>> begin

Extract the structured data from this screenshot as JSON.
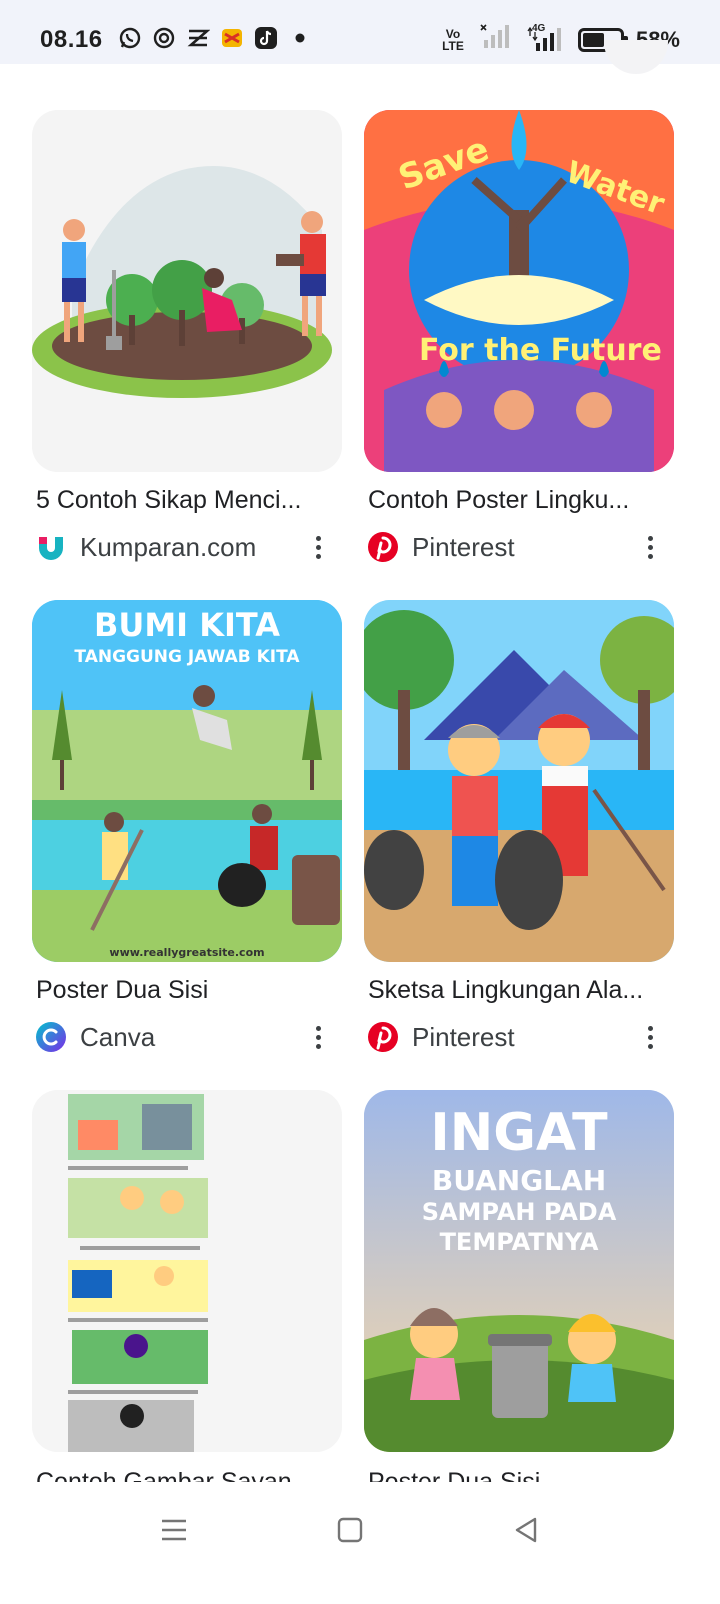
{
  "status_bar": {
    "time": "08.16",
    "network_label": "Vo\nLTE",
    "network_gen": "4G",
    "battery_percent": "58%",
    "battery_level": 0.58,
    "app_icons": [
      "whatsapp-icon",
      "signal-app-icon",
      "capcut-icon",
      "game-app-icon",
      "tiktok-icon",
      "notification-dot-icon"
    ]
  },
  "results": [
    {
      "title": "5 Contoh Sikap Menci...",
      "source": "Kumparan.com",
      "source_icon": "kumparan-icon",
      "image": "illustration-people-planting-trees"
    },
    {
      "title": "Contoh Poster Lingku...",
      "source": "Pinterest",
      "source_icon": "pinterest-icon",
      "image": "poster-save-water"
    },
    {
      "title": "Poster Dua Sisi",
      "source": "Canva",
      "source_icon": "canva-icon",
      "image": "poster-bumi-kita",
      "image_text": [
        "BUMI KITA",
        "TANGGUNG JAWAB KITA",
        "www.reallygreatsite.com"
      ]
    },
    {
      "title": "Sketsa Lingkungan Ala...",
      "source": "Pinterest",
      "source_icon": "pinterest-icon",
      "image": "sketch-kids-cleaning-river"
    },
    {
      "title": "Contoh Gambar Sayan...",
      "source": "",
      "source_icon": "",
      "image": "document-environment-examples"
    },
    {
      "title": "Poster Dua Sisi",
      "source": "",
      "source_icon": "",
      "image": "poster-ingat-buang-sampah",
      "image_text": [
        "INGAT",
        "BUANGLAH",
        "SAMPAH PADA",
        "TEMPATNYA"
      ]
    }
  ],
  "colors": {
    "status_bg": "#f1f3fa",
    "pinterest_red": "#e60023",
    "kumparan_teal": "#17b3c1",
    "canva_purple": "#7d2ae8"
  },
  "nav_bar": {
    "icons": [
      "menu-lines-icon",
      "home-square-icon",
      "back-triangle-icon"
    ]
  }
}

>> end

What is asked:
Output all of the records exactly as they appear above, but not the pictures.

Final answer:
Extract the structured data from this screenshot as JSON.
{
  "status_bar": {
    "time": "08.16",
    "network_label": "Vo\nLTE",
    "network_gen": "4G",
    "battery_percent": "58%",
    "battery_level": 0.58,
    "app_icons": [
      "whatsapp-icon",
      "signal-app-icon",
      "capcut-icon",
      "game-app-icon",
      "tiktok-icon",
      "notification-dot-icon"
    ]
  },
  "results": [
    {
      "title": "5 Contoh Sikap Menci...",
      "source": "Kumparan.com",
      "source_icon": "kumparan-icon",
      "image": "illustration-people-planting-trees"
    },
    {
      "title": "Contoh Poster Lingku...",
      "source": "Pinterest",
      "source_icon": "pinterest-icon",
      "image": "poster-save-water"
    },
    {
      "title": "Poster Dua Sisi",
      "source": "Canva",
      "source_icon": "canva-icon",
      "image": "poster-bumi-kita",
      "image_text": [
        "BUMI KITA",
        "TANGGUNG JAWAB KITA",
        "www.reallygreatsite.com"
      ]
    },
    {
      "title": "Sketsa Lingkungan Ala...",
      "source": "Pinterest",
      "source_icon": "pinterest-icon",
      "image": "sketch-kids-cleaning-river"
    },
    {
      "title": "Contoh Gambar Sayan...",
      "source": "",
      "source_icon": "",
      "image": "document-environment-examples"
    },
    {
      "title": "Poster Dua Sisi",
      "source": "",
      "source_icon": "",
      "image": "poster-ingat-buang-sampah",
      "image_text": [
        "INGAT",
        "BUANGLAH",
        "SAMPAH PADA",
        "TEMPATNYA"
      ]
    }
  ],
  "colors": {
    "status_bg": "#f1f3fa",
    "pinterest_red": "#e60023",
    "kumparan_teal": "#17b3c1",
    "canva_purple": "#7d2ae8"
  },
  "nav_bar": {
    "icons": [
      "menu-lines-icon",
      "home-square-icon",
      "back-triangle-icon"
    ]
  }
}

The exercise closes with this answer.